Task details:
Your task is to reproduce the material exactly.

Input data:

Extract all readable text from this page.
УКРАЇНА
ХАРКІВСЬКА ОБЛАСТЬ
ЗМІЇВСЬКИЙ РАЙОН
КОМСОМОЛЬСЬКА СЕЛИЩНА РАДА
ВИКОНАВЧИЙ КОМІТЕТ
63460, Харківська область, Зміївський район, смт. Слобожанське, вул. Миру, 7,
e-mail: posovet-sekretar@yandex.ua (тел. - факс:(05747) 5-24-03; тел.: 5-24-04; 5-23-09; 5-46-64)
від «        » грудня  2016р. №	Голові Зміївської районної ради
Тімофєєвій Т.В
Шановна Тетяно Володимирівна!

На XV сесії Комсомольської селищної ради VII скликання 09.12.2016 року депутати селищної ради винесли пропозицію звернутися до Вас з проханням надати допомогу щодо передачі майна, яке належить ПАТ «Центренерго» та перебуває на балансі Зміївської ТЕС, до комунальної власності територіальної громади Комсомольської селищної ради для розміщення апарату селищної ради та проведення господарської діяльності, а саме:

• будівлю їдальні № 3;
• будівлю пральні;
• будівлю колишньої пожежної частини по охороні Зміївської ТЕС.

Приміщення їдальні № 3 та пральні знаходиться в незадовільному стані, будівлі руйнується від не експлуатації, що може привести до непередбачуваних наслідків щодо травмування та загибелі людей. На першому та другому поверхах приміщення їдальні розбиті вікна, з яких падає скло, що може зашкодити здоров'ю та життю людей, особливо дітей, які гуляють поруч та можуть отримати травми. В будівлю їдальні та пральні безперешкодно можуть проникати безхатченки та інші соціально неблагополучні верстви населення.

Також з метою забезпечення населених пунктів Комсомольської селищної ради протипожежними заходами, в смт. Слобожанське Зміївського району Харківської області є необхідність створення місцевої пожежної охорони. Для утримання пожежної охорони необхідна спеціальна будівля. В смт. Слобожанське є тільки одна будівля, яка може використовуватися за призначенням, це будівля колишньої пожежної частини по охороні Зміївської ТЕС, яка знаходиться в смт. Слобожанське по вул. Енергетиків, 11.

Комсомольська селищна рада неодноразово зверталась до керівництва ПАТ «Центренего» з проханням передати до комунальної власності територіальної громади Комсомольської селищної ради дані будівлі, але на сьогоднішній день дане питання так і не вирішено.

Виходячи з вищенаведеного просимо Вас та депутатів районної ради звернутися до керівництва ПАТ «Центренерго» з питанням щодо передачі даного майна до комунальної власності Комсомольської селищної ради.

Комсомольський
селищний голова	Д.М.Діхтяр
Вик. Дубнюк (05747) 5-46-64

Solution to this task:
Extract all readable text from this page.
УКРАЇНА
ХАРКІВСЬКА ОБЛАСТЬ
ЗМІЇВСЬКИЙ РАЙОН
КОМСОМОЛЬСЬКА СЕЛИЩНА РАДА
ВИКОНАВЧИЙ КОМІТЕТ
63460, Харківська область, Зміївський район, смт. Слобожанське, вул. Миру, 7,
e-mail: posovet-sekretar@yandex.ua (тел. - факс:(05747) 5-24-03; тел.: 5-24-04; 5-23-09; 5-46-64)
від «        » грудня  2016р. №	Голові Зміївської районної ради
Тімофєєвій Т.В
Шановна Тетяно Володимирівна!

На XV сесії Комсомольської селищної ради VII скликання 09.12.2016 року депутати селищної ради винесли пропозицію звернутися до Вас з проханням надати допомогу щодо передачі майна, яке належить ПАТ «Центренерго» та перебуває на балансі Зміївської ТЕС, до комунальної власності територіальної громади Комсомольської селищної ради для розміщення апарату селищної ради та проведення господарської діяльності, а саме:

• будівлю їдальні № 3;
• будівлю пральні;
• будівлю колишньої пожежної частини по охороні Зміївської ТЕС.

Приміщення їдальні № 3 та пральні знаходиться в незадовільному стані, будівлі руйнується від не експлуатації, що може привести до непередбачуваних наслідків щодо травмування та загибелі людей. На першому та другому поверхах приміщення їдальні розбиті вікна, з яких падає скло, що може зашкодити здоров'ю та життю людей, особливо дітей, які гуляють поруч та можуть отримати травми. В будівлю їдальні та пральні безперешкодно можуть проникати безхатченки та інші соціально неблагополучні верстви населення.

Також з метою забезпечення населених пунктів Комсомольської селищної ради протипожежними заходами, в смт. Слобожанське Зміївського району Харківської області є необхідність створення місцевої пожежної охорони. Для утримання пожежної охорони необхідна спеціальна будівля. В смт. Слобожанське є тільки одна будівля, яка може використовуватися за призначенням, це будівля колишньої пожежної частини по охороні Зміївської ТЕС, яка знаходиться в смт. Слобожанське по вул. Енергетиків, 11.

Комсомольська селищна рада неодноразово зверталась до керівництва ПАТ «Центренего» з проханням передати до комунальної власності територіальної громади Комсомольської селищної ради дані будівлі, але на сьогоднішній день дане питання так і не вирішено.

Виходячи з вищенаведеного просимо Вас та депутатів районної ради звернутися до керівництва ПАТ «Центренерго» з питанням щодо передачі даного майна до комунальної власності Комсомольської селищної ради.

Комсомольський
селищний голова	Д.М.Діхтяр
Вик. Дубнюк (05747) 5-46-64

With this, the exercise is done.